Extracted records

================

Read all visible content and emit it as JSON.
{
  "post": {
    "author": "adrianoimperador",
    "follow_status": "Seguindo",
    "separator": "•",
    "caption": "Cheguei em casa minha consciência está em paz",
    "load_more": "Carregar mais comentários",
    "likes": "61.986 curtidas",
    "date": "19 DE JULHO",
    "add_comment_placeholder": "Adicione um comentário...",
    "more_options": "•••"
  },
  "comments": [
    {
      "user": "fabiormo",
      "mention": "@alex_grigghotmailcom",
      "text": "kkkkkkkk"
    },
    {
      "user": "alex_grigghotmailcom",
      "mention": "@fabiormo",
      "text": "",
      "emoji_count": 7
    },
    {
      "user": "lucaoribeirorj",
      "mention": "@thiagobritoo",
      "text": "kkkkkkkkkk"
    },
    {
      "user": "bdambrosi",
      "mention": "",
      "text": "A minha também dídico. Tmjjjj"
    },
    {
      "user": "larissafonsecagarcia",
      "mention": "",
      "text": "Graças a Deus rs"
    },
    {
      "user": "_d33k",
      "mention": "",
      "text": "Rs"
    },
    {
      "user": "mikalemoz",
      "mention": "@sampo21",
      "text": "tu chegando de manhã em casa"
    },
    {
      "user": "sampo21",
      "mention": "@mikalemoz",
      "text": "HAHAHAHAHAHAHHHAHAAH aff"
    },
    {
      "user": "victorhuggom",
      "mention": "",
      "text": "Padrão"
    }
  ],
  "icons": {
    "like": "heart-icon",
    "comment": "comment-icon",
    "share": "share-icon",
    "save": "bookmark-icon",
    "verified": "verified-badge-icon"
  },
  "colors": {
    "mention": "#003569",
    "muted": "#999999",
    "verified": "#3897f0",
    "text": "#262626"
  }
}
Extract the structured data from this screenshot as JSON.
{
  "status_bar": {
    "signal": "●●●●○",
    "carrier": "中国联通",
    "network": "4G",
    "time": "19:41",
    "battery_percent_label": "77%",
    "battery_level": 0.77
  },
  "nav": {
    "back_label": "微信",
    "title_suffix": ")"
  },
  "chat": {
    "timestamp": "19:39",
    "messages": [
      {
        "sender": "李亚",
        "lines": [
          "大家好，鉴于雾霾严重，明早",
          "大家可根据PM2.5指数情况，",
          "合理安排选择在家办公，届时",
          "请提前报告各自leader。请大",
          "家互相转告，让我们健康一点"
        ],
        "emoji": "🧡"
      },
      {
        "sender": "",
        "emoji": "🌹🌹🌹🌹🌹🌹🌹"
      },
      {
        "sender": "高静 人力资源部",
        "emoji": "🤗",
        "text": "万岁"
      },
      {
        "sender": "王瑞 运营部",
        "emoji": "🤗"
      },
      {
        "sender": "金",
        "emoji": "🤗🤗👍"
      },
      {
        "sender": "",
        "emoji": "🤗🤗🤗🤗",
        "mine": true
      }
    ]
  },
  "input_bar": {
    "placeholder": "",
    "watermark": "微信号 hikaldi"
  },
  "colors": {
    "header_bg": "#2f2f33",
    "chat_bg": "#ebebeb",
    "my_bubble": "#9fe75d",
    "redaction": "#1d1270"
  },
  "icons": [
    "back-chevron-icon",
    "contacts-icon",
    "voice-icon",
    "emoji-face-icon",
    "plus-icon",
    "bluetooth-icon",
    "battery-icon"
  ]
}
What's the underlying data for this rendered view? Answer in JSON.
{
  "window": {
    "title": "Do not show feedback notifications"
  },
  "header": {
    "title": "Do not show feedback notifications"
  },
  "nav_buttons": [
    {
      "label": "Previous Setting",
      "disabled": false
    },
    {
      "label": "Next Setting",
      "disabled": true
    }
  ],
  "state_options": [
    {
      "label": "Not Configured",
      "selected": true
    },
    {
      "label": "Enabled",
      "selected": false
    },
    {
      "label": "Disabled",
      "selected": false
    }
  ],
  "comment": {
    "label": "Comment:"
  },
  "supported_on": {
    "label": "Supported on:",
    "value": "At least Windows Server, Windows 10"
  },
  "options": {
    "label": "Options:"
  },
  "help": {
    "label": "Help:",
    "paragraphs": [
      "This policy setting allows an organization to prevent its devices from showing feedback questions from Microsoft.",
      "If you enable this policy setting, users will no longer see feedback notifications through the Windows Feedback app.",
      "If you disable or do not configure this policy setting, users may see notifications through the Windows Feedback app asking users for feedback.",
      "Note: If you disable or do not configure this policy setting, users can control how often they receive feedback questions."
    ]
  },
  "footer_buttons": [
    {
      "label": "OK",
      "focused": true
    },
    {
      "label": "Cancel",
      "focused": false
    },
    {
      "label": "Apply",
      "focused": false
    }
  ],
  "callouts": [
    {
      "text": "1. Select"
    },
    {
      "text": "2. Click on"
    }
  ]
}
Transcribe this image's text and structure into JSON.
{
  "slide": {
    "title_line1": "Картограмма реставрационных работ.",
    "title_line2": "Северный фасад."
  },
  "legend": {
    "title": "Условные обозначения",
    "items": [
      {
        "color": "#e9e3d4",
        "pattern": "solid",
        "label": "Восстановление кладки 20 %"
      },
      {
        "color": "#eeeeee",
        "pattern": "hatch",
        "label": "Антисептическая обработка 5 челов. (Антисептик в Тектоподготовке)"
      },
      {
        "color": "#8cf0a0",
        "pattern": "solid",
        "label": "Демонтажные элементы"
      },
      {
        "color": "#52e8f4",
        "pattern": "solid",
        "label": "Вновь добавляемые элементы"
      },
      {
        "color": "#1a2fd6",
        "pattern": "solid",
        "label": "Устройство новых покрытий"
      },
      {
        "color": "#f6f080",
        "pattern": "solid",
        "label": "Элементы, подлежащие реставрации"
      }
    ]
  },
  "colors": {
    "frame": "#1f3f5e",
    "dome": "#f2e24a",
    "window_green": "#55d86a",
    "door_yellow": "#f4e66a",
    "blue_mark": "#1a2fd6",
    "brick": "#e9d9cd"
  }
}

================

TASK
Exactly reproduce every line of the data above.

FULL RESPONSE
Read all visible content and emit it as JSON.
{
  "post": {
    "author": "adrianoimperador",
    "follow_status": "Seguindo",
    "separator": "•",
    "caption": "Cheguei em casa minha consciência está em paz",
    "load_more": "Carregar mais comentários",
    "likes": "61.986 curtidas",
    "date": "19 DE JULHO",
    "add_comment_placeholder": "Adicione um comentário...",
    "more_options": "•••"
  },
  "comments": [
    {
      "user": "fabiormo",
      "mention": "@alex_grigghotmailcom",
      "text": "kkkkkkkk"
    },
    {
      "user": "alex_grigghotmailcom",
      "mention": "@fabiormo",
      "text": "",
      "emoji_count": 7
    },
    {
      "user": "lucaoribeirorj",
      "mention": "@thiagobritoo",
      "text": "kkkkkkkkkk"
    },
    {
      "user": "bdambrosi",
      "mention": "",
      "text": "A minha também dídico. Tmjjjj"
    },
    {
      "user": "larissafonsecagarcia",
      "mention": "",
      "text": "Graças a Deus rs"
    },
    {
      "user": "_d33k",
      "mention": "",
      "text": "Rs"
    },
    {
      "user": "mikalemoz",
      "mention": "@sampo21",
      "text": "tu chegando de manhã em casa"
    },
    {
      "user": "sampo21",
      "mention": "@mikalemoz",
      "text": "HAHAHAHAHAHAHHHAHAAH aff"
    },
    {
      "user": "victorhuggom",
      "mention": "",
      "text": "Padrão"
    }
  ],
  "icons": {
    "like": "heart-icon",
    "comment": "comment-icon",
    "share": "share-icon",
    "save": "bookmark-icon",
    "verified": "verified-badge-icon"
  },
  "colors": {
    "mention": "#003569",
    "muted": "#999999",
    "verified": "#3897f0",
    "text": "#262626"
  }
}
Extract the structured data from this screenshot as JSON.
{
  "status_bar": {
    "signal": "●●●●○",
    "carrier": "中国联通",
    "network": "4G",
    "time": "19:41",
    "battery_percent_label": "77%",
    "battery_level": 0.77
  },
  "nav": {
    "back_label": "微信",
    "title_suffix": ")"
  },
  "chat": {
    "timestamp": "19:39",
    "messages": [
      {
        "sender": "李亚",
        "lines": [
          "大家好，鉴于雾霾严重，明早",
          "大家可根据PM2.5指数情况，",
          "合理安排选择在家办公，届时",
          "请提前报告各自leader。请大",
          "家互相转告，让我们健康一点"
        ],
        "emoji": "🧡"
      },
      {
        "sender": "",
        "emoji": "🌹🌹🌹🌹🌹🌹🌹"
      },
      {
        "sender": "高静 人力资源部",
        "emoji": "🤗",
        "text": "万岁"
      },
      {
        "sender": "王瑞 运营部",
        "emoji": "🤗"
      },
      {
        "sender": "金",
        "emoji": "🤗🤗👍"
      },
      {
        "sender": "",
        "emoji": "🤗🤗🤗🤗",
        "mine": true
      }
    ]
  },
  "input_bar": {
    "placeholder": "",
    "watermark": "微信号 hikaldi"
  },
  "colors": {
    "header_bg": "#2f2f33",
    "chat_bg": "#ebebeb",
    "my_bubble": "#9fe75d",
    "redaction": "#1d1270"
  },
  "icons": [
    "back-chevron-icon",
    "contacts-icon",
    "voice-icon",
    "emoji-face-icon",
    "plus-icon",
    "bluetooth-icon",
    "battery-icon"
  ]
}
What's the underlying data for this rendered view? Answer in JSON.
{
  "window": {
    "title": "Do not show feedback notifications"
  },
  "header": {
    "title": "Do not show feedback notifications"
  },
  "nav_buttons": [
    {
      "label": "Previous Setting",
      "disabled": false
    },
    {
      "label": "Next Setting",
      "disabled": true
    }
  ],
  "state_options": [
    {
      "label": "Not Configured",
      "selected": true
    },
    {
      "label": "Enabled",
      "selected": false
    },
    {
      "label": "Disabled",
      "selected": false
    }
  ],
  "comment": {
    "label": "Comment:"
  },
  "supported_on": {
    "label": "Supported on:",
    "value": "At least Windows Server, Windows 10"
  },
  "options": {
    "label": "Options:"
  },
  "help": {
    "label": "Help:",
    "paragraphs": [
      "This policy setting allows an organization to prevent its devices from showing feedback questions from Microsoft.",
      "If you enable this policy setting, users will no longer see feedback notifications through the Windows Feedback app.",
      "If you disable or do not configure this policy setting, users may see notifications through the Windows Feedback app asking users for feedback.",
      "Note: If you disable or do not configure this policy setting, users can control how often they receive feedback questions."
    ]
  },
  "footer_buttons": [
    {
      "label": "OK",
      "focused": true
    },
    {
      "label": "Cancel",
      "focused": false
    },
    {
      "label": "Apply",
      "focused": false
    }
  ],
  "callouts": [
    {
      "text": "1. Select"
    },
    {
      "text": "2. Click on"
    }
  ]
}
Transcribe this image's text and structure into JSON.
{
  "slide": {
    "title_line1": "Картограмма реставрационных работ.",
    "title_line2": "Северный фасад."
  },
  "legend": {
    "title": "Условные обозначения",
    "items": [
      {
        "color": "#e9e3d4",
        "pattern": "solid",
        "label": "Восстановление кладки 20 %"
      },
      {
        "color": "#eeeeee",
        "pattern": "hatch",
        "label": "Антисептическая обработка 5 челов. (Антисептик в Тектоподготовке)"
      },
      {
        "color": "#8cf0a0",
        "pattern": "solid",
        "label": "Демонтажные элементы"
      },
      {
        "color": "#52e8f4",
        "pattern": "solid",
        "label": "Вновь добавляемые элементы"
      },
      {
        "color": "#1a2fd6",
        "pattern": "solid",
        "label": "Устройство новых покрытий"
      },
      {
        "color": "#f6f080",
        "pattern": "solid",
        "label": "Элементы, подлежащие реставрации"
      }
    ]
  },
  "colors": {
    "frame": "#1f3f5e",
    "dome": "#f2e24a",
    "window_green": "#55d86a",
    "door_yellow": "#f4e66a",
    "blue_mark": "#1a2fd6",
    "brick": "#e9d9cd"
  }
}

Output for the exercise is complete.